Given task: Look for the word "from" in the entries below, then copy every line that has it.

------------

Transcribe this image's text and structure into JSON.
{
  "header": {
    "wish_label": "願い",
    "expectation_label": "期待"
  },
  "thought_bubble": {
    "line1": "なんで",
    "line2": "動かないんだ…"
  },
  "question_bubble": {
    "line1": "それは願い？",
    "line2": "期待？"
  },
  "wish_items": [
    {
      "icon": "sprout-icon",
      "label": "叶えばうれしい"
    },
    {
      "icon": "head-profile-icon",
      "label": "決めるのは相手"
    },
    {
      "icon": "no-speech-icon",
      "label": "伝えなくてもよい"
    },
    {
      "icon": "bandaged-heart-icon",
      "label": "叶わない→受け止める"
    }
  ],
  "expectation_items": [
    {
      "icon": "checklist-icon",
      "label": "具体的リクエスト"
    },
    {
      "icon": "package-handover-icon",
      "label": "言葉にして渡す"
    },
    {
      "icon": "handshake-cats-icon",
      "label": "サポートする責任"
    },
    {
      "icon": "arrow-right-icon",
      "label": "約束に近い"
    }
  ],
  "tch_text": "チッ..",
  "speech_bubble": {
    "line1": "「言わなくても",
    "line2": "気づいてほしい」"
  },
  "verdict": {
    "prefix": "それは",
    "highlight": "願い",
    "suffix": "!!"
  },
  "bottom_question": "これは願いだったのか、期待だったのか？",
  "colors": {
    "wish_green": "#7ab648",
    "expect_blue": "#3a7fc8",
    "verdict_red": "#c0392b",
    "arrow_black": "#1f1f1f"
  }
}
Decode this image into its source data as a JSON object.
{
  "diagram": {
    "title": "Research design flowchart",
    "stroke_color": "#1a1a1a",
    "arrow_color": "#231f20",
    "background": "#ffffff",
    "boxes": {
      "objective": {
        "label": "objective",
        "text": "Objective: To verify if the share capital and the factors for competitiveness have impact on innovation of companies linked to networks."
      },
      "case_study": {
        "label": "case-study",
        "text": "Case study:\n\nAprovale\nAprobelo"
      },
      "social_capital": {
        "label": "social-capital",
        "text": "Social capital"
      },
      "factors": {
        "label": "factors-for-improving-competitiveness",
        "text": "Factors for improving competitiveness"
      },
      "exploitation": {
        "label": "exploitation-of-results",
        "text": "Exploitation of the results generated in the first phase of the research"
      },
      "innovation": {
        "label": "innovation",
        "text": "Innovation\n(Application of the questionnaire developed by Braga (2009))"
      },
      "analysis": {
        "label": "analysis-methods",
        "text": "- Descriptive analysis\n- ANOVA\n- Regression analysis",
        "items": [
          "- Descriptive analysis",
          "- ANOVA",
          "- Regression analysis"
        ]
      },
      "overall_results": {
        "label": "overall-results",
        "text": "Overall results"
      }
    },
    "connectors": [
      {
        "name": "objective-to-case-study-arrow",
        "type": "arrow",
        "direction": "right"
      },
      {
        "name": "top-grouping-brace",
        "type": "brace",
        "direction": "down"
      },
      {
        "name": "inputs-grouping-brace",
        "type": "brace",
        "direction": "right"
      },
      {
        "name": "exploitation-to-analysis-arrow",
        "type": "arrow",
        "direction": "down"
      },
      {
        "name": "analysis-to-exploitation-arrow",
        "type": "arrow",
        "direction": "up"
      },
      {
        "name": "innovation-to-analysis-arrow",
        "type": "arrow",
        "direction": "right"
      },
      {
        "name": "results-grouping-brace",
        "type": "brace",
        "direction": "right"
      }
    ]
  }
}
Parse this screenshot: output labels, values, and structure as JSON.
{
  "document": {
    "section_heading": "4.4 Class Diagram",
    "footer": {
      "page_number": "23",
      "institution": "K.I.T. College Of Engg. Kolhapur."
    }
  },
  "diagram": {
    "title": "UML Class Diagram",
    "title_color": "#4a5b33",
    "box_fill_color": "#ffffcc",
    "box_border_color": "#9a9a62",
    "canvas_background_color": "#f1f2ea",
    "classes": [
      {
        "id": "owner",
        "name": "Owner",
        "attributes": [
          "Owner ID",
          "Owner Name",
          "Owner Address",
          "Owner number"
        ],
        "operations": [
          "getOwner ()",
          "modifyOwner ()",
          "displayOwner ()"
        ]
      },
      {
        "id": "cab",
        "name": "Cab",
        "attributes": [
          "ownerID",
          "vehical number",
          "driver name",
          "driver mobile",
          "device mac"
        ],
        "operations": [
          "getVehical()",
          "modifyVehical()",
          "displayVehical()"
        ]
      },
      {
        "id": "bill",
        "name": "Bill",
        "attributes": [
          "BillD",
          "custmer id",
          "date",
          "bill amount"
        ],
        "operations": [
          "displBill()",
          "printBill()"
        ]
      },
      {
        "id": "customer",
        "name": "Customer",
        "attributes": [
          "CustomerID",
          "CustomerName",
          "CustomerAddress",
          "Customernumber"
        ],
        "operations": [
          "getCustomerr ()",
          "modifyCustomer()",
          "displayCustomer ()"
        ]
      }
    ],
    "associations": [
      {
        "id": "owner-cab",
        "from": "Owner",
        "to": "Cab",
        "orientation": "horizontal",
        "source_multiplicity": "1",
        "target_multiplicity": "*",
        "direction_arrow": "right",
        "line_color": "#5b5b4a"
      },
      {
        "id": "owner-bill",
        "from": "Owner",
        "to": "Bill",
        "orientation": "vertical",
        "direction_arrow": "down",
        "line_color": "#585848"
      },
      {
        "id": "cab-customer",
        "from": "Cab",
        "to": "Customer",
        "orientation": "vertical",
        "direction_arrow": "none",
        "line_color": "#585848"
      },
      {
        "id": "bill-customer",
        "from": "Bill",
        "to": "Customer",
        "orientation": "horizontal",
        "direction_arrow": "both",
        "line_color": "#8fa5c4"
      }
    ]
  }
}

------------

Response:
        "from": "Owner",
        "from": "Owner",
        "from": "Cab",
        "from": "Bill",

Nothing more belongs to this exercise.